--- begin Data ---

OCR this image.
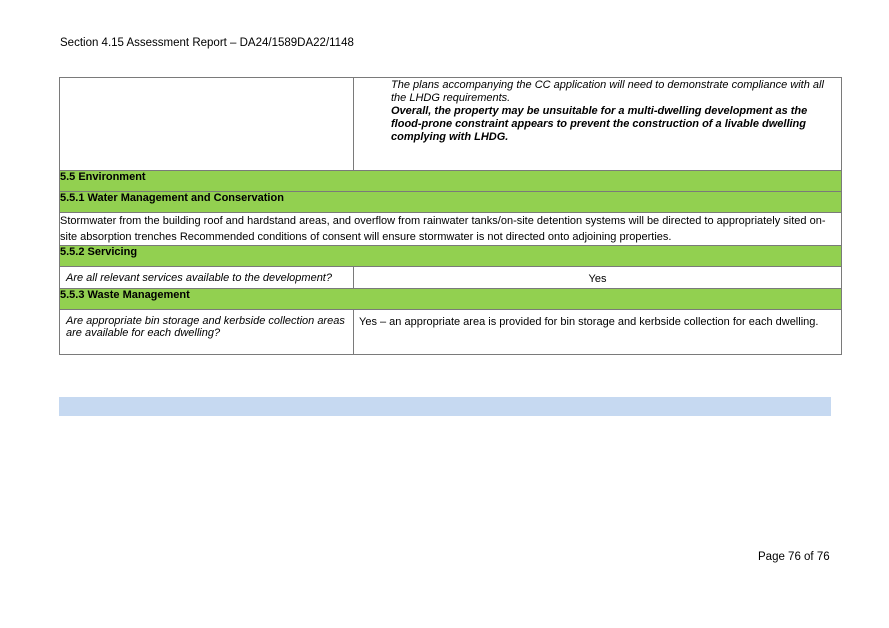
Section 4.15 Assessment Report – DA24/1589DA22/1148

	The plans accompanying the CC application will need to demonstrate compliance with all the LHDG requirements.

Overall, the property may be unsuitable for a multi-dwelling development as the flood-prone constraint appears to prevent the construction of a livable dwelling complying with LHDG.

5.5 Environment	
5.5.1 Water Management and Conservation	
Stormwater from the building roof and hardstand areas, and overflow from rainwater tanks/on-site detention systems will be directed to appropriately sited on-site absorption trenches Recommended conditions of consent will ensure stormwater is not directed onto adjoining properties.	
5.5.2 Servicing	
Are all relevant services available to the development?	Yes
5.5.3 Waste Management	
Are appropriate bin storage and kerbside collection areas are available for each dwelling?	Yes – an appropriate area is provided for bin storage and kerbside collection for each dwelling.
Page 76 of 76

--- end Data ---

• Problem
Check each line of these records for the string "available" and state only how many lines have it.

• Task response
2